### RECORDED DATA
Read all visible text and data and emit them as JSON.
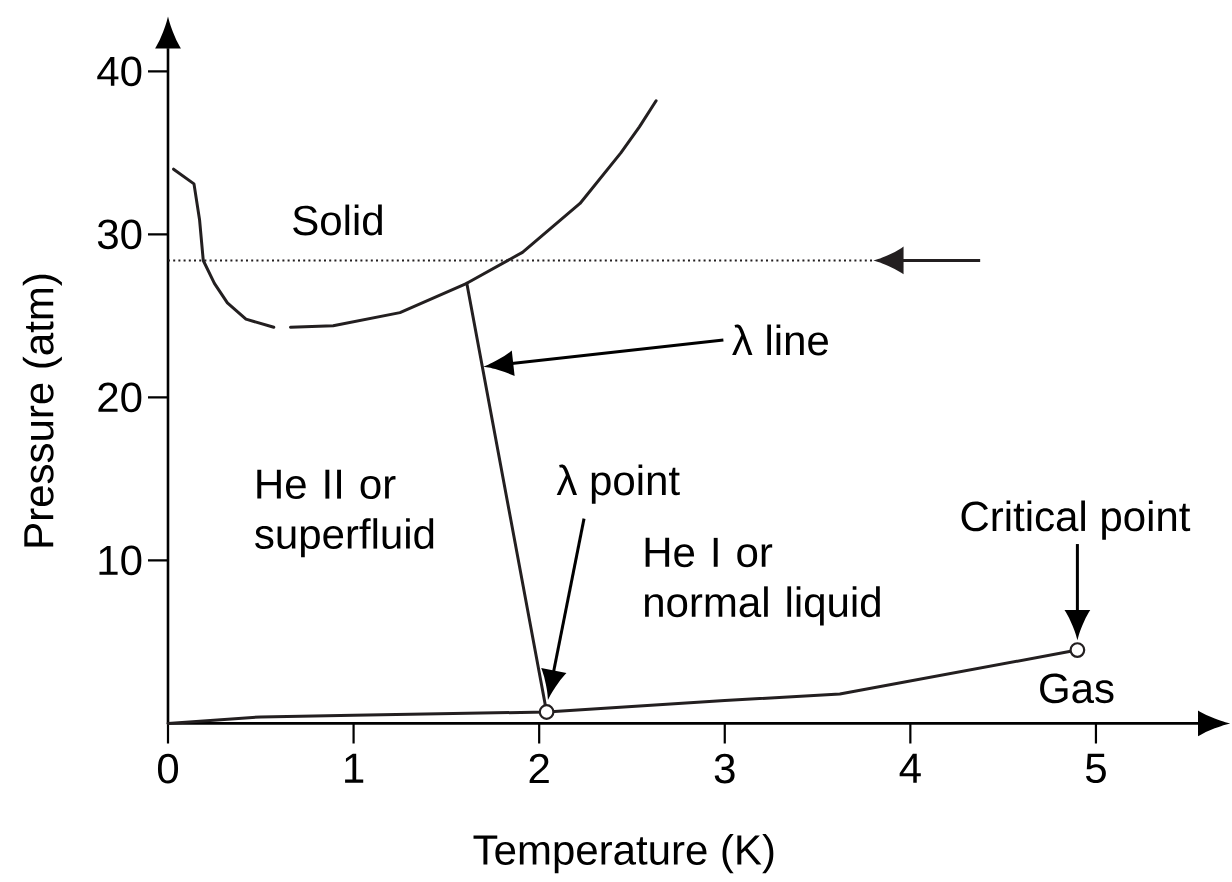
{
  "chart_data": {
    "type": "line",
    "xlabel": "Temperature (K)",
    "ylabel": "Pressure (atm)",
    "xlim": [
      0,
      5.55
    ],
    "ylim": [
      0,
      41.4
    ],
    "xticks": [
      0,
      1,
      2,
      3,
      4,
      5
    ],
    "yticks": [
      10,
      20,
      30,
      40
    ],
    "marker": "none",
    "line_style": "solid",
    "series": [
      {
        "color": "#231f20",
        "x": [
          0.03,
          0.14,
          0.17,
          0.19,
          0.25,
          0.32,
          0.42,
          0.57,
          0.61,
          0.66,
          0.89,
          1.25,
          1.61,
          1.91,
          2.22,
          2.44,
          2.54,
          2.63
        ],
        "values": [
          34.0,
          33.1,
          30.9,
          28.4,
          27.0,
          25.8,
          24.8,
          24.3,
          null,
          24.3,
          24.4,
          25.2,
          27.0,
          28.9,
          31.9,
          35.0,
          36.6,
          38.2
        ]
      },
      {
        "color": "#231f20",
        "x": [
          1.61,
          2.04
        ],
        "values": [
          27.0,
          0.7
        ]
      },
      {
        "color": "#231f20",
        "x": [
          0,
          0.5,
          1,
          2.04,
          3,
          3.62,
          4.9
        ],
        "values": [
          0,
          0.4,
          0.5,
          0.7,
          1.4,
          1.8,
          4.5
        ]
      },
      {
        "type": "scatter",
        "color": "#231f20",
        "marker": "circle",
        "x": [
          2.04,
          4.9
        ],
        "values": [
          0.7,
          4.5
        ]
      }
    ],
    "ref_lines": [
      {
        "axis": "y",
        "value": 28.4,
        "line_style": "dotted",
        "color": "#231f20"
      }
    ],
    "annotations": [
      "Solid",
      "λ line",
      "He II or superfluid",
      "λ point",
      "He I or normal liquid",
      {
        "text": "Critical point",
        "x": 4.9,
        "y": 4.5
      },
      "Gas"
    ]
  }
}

### PROBLEM DESCRIPTION
Show every line from the entries above in which the word "text" appears.

### TASK ANSWER
Read all visible text and data and emit them as JSON.
        "text": "Critical point",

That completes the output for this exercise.